> _Exercise instructions_
List each line of the data that holds the string "Generator".

> _Working data_

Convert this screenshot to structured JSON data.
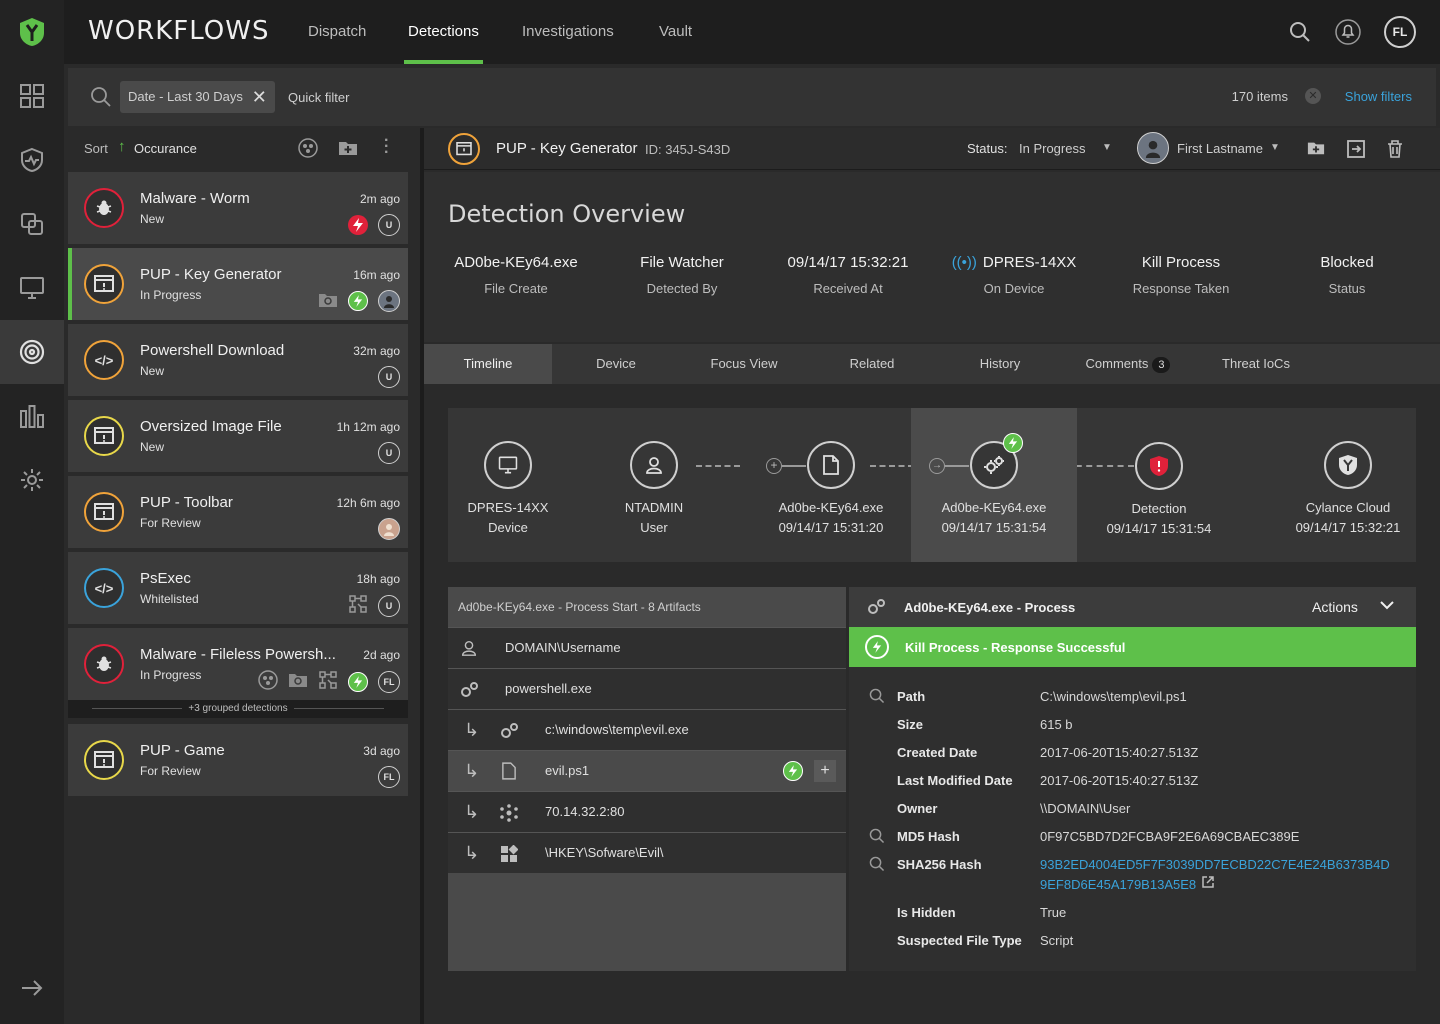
{
  "app": {
    "title": "WORKFLOWS",
    "user_initials": "FL"
  },
  "nav_tabs": [
    "Dispatch",
    "Detections",
    "Investigations",
    "Vault"
  ],
  "filter": {
    "chip": "Date - Last 30 Days",
    "quick_filter_placeholder": "Quick filter",
    "item_count": "170 items",
    "show_filters": "Show filters"
  },
  "sort": {
    "label": "Sort",
    "value": "Occurance"
  },
  "detections": [
    {
      "title": "Malware - Worm",
      "status": "New",
      "time": "2m ago",
      "avatar": "U"
    },
    {
      "title": "PUP - Key Generator",
      "status": "In Progress",
      "time": "16m ago"
    },
    {
      "title": "Powershell Download",
      "status": "New",
      "time": "32m ago",
      "avatar": "U"
    },
    {
      "title": "Oversized Image File",
      "status": "New",
      "time": "1h 12m ago",
      "avatar": "U"
    },
    {
      "title": "PUP - Toolbar",
      "status": "For Review",
      "time": "12h 6m ago"
    },
    {
      "title": "PsExec",
      "status": "Whitelisted",
      "time": "18h ago",
      "avatar": "U"
    },
    {
      "title": "Malware - Fileless Powersh...",
      "status": "In Progress",
      "time": "2d ago",
      "avatar": "FL",
      "grouped": "+3 grouped detections"
    },
    {
      "title": "PUP - Game",
      "status": "For Review",
      "time": "3d ago",
      "avatar": "FL"
    }
  ],
  "detail": {
    "title": "PUP - Key Generator",
    "id": "ID: 345J-S43D",
    "status_label": "Status:",
    "status_value": "In Progress",
    "assignee": "First Lastname",
    "overview_title": "Detection Overview",
    "overview": [
      {
        "value": "AD0be-KEy64.exe",
        "label": "File Create"
      },
      {
        "value": "File Watcher",
        "label": "Detected By"
      },
      {
        "value": "09/14/17 15:32:21",
        "label": "Received At"
      },
      {
        "value": "DPRES-14XX",
        "label": "On Device"
      },
      {
        "value": "Kill Process",
        "label": "Response Taken"
      },
      {
        "value": "Blocked",
        "label": "Status"
      }
    ],
    "tabs": [
      "Timeline",
      "Device",
      "Focus View",
      "Related",
      "History",
      "Comments",
      "Threat IoCs"
    ],
    "comments_count": "3"
  },
  "timeline": [
    {
      "l1": "DPRES-14XX",
      "l2": "Device"
    },
    {
      "l1": "NTADMIN",
      "l2": "User"
    },
    {
      "l1": "Ad0be-KEy64.exe",
      "l2": "09/14/17 15:31:20"
    },
    {
      "l1": "Ad0be-KEy64.exe",
      "l2": "09/14/17 15:31:54"
    },
    {
      "l1": "Detection",
      "l2": "09/14/17 15:31:54"
    },
    {
      "l1": "Cylance Cloud",
      "l2": "09/14/17 15:32:21"
    }
  ],
  "artifacts": {
    "header": "Ad0be-KEy64.exe - Process Start - 8 Artifacts",
    "rows": [
      "DOMAIN\\Username",
      "powershell.exe",
      "c:\\windows\\temp\\evil.exe",
      "evil.ps1",
      "70.14.32.2:80",
      "\\HKEY\\Sofware\\Evil\\"
    ]
  },
  "process": {
    "title": "Ad0be-KEy64.exe - Process",
    "actions": "Actions",
    "success": "Kill Process - Response Successful",
    "props": [
      {
        "k": "Path",
        "v": "C:\\windows\\temp\\evil.ps1"
      },
      {
        "k": "Size",
        "v": "615 b"
      },
      {
        "k": "Created Date",
        "v": "2017-06-20T15:40:27.513Z"
      },
      {
        "k": "Last Modified Date",
        "v": "2017-06-20T15:40:27.513Z"
      },
      {
        "k": "Owner",
        "v": "\\\\DOMAIN\\User"
      },
      {
        "k": "MD5 Hash",
        "v": "0F97C5BD7D2FCBA9F2E6A69CBAEC389E"
      },
      {
        "k": "SHA256 Hash",
        "v": "93B2ED4004ED5F7F3039DD7ECBD22C7E4E24B6373B4D",
        "v2": "9EF8D6E45A179B13A5E8"
      },
      {
        "k": "Is Hidden",
        "v": "True"
      },
      {
        "k": "Suspected File Type",
        "v": "Script"
      }
    ]
  },
  "colors": {
    "accent": "#5ec04a",
    "link": "#3aa3db",
    "danger": "#e0213a",
    "warning": "#f0a33a",
    "review": "#e8d84a",
    "info": "#3aa3db"
  }
}
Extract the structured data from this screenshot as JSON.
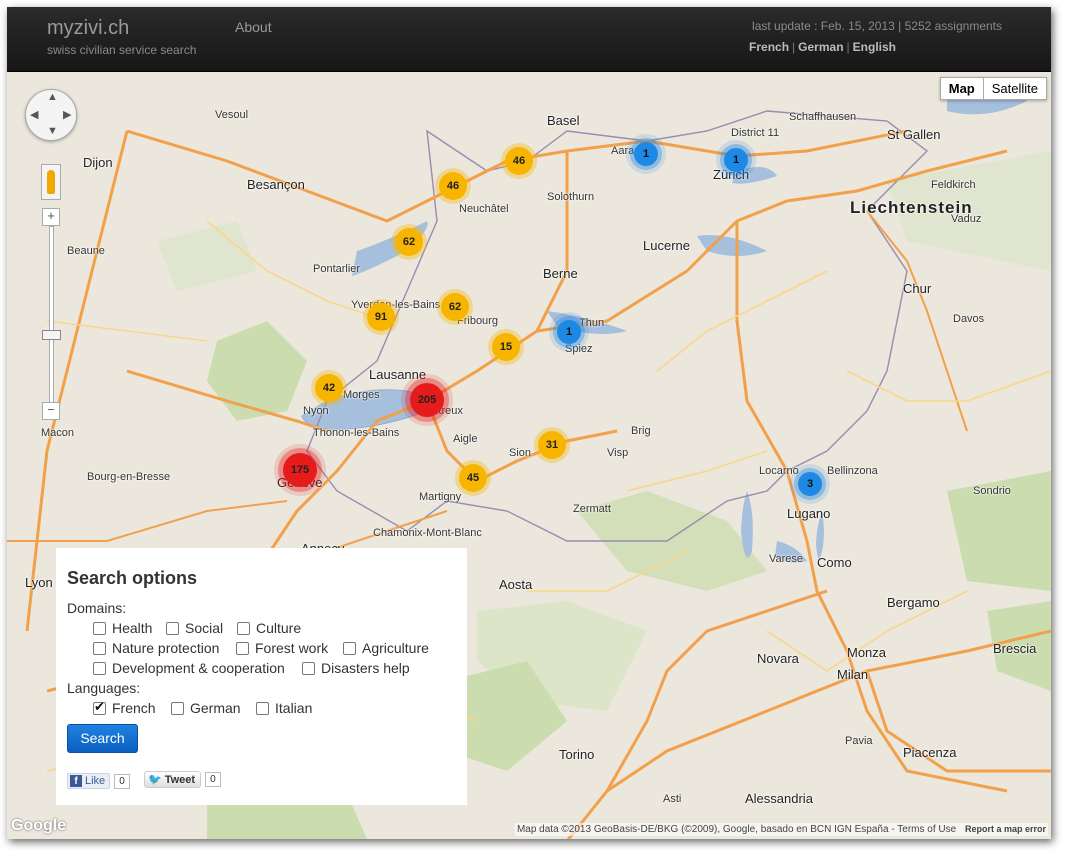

> _Full answer_
      "title": "PUP - Key Generator",
    "title": "PUP - Key Generator",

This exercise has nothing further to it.